* **Data excerpts**:
* * *
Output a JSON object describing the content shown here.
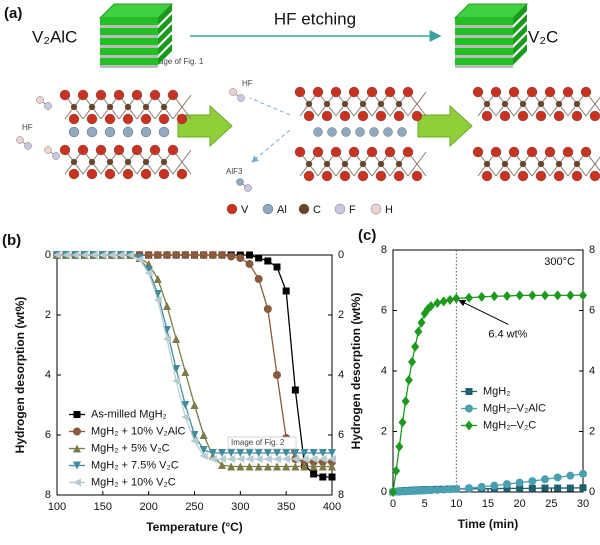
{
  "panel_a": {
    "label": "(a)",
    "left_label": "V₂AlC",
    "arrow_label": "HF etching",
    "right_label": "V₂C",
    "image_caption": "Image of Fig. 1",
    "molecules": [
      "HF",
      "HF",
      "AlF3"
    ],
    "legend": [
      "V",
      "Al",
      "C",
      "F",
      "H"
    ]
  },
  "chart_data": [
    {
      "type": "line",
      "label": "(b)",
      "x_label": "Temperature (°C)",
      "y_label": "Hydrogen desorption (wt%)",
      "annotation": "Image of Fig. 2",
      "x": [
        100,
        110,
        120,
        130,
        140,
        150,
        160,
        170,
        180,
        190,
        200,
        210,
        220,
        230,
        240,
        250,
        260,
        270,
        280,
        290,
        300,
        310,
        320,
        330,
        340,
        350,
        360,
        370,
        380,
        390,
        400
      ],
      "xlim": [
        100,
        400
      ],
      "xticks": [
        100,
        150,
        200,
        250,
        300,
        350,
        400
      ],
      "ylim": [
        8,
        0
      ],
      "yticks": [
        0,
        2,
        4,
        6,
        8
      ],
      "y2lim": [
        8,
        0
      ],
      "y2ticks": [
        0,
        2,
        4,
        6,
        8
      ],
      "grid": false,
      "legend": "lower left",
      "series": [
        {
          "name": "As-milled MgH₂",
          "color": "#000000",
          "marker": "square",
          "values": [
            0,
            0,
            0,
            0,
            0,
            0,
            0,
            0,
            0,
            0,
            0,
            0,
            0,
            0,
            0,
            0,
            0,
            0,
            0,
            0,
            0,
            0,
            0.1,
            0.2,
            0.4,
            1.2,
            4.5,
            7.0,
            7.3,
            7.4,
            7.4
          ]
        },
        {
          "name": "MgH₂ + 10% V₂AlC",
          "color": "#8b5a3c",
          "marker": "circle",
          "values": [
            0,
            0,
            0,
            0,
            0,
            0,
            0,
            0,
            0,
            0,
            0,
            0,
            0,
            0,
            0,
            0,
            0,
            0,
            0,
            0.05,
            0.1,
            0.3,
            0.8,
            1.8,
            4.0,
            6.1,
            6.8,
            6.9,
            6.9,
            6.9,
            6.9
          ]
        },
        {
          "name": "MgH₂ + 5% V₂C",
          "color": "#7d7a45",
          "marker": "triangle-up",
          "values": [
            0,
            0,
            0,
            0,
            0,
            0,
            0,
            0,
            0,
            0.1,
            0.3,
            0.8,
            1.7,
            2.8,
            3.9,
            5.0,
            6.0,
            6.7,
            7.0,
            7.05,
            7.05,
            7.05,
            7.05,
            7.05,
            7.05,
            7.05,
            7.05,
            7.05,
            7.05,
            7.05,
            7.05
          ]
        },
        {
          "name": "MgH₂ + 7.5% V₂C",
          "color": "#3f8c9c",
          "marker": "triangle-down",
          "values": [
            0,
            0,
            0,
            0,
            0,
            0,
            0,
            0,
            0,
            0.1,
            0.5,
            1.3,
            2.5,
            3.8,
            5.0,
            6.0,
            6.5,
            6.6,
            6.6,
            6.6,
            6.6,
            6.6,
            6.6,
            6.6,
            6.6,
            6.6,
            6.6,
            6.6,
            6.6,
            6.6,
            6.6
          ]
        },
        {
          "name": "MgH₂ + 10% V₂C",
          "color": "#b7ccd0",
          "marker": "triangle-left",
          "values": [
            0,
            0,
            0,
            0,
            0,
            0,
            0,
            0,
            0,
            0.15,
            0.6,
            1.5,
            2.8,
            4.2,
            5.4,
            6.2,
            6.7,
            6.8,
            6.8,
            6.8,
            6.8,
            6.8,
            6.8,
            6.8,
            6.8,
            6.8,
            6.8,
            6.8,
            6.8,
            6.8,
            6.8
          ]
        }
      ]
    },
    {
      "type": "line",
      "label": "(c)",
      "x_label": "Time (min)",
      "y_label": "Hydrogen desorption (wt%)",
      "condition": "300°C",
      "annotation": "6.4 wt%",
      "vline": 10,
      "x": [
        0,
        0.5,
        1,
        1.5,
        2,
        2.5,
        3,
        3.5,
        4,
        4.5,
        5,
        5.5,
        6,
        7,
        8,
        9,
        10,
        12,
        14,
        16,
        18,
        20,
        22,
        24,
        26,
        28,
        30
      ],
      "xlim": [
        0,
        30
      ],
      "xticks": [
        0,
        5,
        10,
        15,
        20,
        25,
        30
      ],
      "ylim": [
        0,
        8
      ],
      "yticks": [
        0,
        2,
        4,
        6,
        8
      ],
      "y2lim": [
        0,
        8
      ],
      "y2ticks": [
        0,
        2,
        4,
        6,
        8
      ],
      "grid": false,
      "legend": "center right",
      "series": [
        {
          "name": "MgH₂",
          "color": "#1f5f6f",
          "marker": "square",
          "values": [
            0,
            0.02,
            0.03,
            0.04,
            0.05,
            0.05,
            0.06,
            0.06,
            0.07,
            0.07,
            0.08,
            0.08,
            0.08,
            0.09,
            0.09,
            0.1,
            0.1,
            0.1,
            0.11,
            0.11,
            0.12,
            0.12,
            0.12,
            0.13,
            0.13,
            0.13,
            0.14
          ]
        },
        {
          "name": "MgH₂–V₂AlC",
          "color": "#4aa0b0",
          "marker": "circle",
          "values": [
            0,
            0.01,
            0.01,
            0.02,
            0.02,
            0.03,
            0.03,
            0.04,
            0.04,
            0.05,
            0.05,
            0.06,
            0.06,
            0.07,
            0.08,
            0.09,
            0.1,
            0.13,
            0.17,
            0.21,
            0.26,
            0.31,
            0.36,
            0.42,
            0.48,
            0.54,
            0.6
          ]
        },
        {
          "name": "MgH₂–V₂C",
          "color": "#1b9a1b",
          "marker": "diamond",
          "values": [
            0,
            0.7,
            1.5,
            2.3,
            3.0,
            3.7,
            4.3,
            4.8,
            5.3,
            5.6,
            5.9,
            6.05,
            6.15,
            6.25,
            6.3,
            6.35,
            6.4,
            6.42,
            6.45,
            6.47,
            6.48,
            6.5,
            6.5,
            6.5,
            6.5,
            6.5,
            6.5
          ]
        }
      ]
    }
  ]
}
* * *
* **Your objective**: Drop the pictures and reproduce the rest of the entries above exactly.

* **Answer for this exercise**:
Output a JSON object describing the content shown here.
{
  "panel_a": {
    "label": "(a)",
    "left_label": "V₂AlC",
    "arrow_label": "HF etching",
    "right_label": "V₂C",
    "image_caption": "Image of Fig. 1",
    "molecules": [
      "HF",
      "HF",
      "AlF3"
    ],
    "legend": [
      "V",
      "Al",
      "C",
      "F",
      "H"
    ]
  },
  "chart_data": [
    {
      "type": "line",
      "label": "(b)",
      "x_label": "Temperature (°C)",
      "y_label": "Hydrogen desorption (wt%)",
      "annotation": "Image of Fig. 2",
      "x": [
        100,
        110,
        120,
        130,
        140,
        150,
        160,
        170,
        180,
        190,
        200,
        210,
        220,
        230,
        240,
        250,
        260,
        270,
        280,
        290,
        300,
        310,
        320,
        330,
        340,
        350,
        360,
        370,
        380,
        390,
        400
      ],
      "xlim": [
        100,
        400
      ],
      "xticks": [
        100,
        150,
        200,
        250,
        300,
        350,
        400
      ],
      "ylim": [
        8,
        0
      ],
      "yticks": [
        0,
        2,
        4,
        6,
        8
      ],
      "y2lim": [
        8,
        0
      ],
      "y2ticks": [
        0,
        2,
        4,
        6,
        8
      ],
      "grid": false,
      "legend": "lower left",
      "series": [
        {
          "name": "As-milled MgH₂",
          "color": "#000000",
          "marker": "square",
          "values": [
            0,
            0,
            0,
            0,
            0,
            0,
            0,
            0,
            0,
            0,
            0,
            0,
            0,
            0,
            0,
            0,
            0,
            0,
            0,
            0,
            0,
            0,
            0.1,
            0.2,
            0.4,
            1.2,
            4.5,
            7.0,
            7.3,
            7.4,
            7.4
          ]
        },
        {
          "name": "MgH₂ + 10% V₂AlC",
          "color": "#8b5a3c",
          "marker": "circle",
          "values": [
            0,
            0,
            0,
            0,
            0,
            0,
            0,
            0,
            0,
            0,
            0,
            0,
            0,
            0,
            0,
            0,
            0,
            0,
            0,
            0.05,
            0.1,
            0.3,
            0.8,
            1.8,
            4.0,
            6.1,
            6.8,
            6.9,
            6.9,
            6.9,
            6.9
          ]
        },
        {
          "name": "MgH₂ + 5% V₂C",
          "color": "#7d7a45",
          "marker": "triangle-up",
          "values": [
            0,
            0,
            0,
            0,
            0,
            0,
            0,
            0,
            0,
            0.1,
            0.3,
            0.8,
            1.7,
            2.8,
            3.9,
            5.0,
            6.0,
            6.7,
            7.0,
            7.05,
            7.05,
            7.05,
            7.05,
            7.05,
            7.05,
            7.05,
            7.05,
            7.05,
            7.05,
            7.05,
            7.05
          ]
        },
        {
          "name": "MgH₂ + 7.5% V₂C",
          "color": "#3f8c9c",
          "marker": "triangle-down",
          "values": [
            0,
            0,
            0,
            0,
            0,
            0,
            0,
            0,
            0,
            0.1,
            0.5,
            1.3,
            2.5,
            3.8,
            5.0,
            6.0,
            6.5,
            6.6,
            6.6,
            6.6,
            6.6,
            6.6,
            6.6,
            6.6,
            6.6,
            6.6,
            6.6,
            6.6,
            6.6,
            6.6,
            6.6
          ]
        },
        {
          "name": "MgH₂ + 10% V₂C",
          "color": "#b7ccd0",
          "marker": "triangle-left",
          "values": [
            0,
            0,
            0,
            0,
            0,
            0,
            0,
            0,
            0,
            0.15,
            0.6,
            1.5,
            2.8,
            4.2,
            5.4,
            6.2,
            6.7,
            6.8,
            6.8,
            6.8,
            6.8,
            6.8,
            6.8,
            6.8,
            6.8,
            6.8,
            6.8,
            6.8,
            6.8,
            6.8,
            6.8
          ]
        }
      ]
    },
    {
      "type": "line",
      "label": "(c)",
      "x_label": "Time (min)",
      "y_label": "Hydrogen desorption (wt%)",
      "condition": "300°C",
      "annotation": "6.4 wt%",
      "vline": 10,
      "x": [
        0,
        0.5,
        1,
        1.5,
        2,
        2.5,
        3,
        3.5,
        4,
        4.5,
        5,
        5.5,
        6,
        7,
        8,
        9,
        10,
        12,
        14,
        16,
        18,
        20,
        22,
        24,
        26,
        28,
        30
      ],
      "xlim": [
        0,
        30
      ],
      "xticks": [
        0,
        5,
        10,
        15,
        20,
        25,
        30
      ],
      "ylim": [
        0,
        8
      ],
      "yticks": [
        0,
        2,
        4,
        6,
        8
      ],
      "y2lim": [
        0,
        8
      ],
      "y2ticks": [
        0,
        2,
        4,
        6,
        8
      ],
      "grid": false,
      "legend": "center right",
      "series": [
        {
          "name": "MgH₂",
          "color": "#1f5f6f",
          "marker": "square",
          "values": [
            0,
            0.02,
            0.03,
            0.04,
            0.05,
            0.05,
            0.06,
            0.06,
            0.07,
            0.07,
            0.08,
            0.08,
            0.08,
            0.09,
            0.09,
            0.1,
            0.1,
            0.1,
            0.11,
            0.11,
            0.12,
            0.12,
            0.12,
            0.13,
            0.13,
            0.13,
            0.14
          ]
        },
        {
          "name": "MgH₂–V₂AlC",
          "color": "#4aa0b0",
          "marker": "circle",
          "values": [
            0,
            0.01,
            0.01,
            0.02,
            0.02,
            0.03,
            0.03,
            0.04,
            0.04,
            0.05,
            0.05,
            0.06,
            0.06,
            0.07,
            0.08,
            0.09,
            0.1,
            0.13,
            0.17,
            0.21,
            0.26,
            0.31,
            0.36,
            0.42,
            0.48,
            0.54,
            0.6
          ]
        },
        {
          "name": "MgH₂–V₂C",
          "color": "#1b9a1b",
          "marker": "diamond",
          "values": [
            0,
            0.7,
            1.5,
            2.3,
            3.0,
            3.7,
            4.3,
            4.8,
            5.3,
            5.6,
            5.9,
            6.05,
            6.15,
            6.25,
            6.3,
            6.35,
            6.4,
            6.42,
            6.45,
            6.47,
            6.48,
            6.5,
            6.5,
            6.5,
            6.5,
            6.5,
            6.5
          ]
        }
      ]
    }
  ]
}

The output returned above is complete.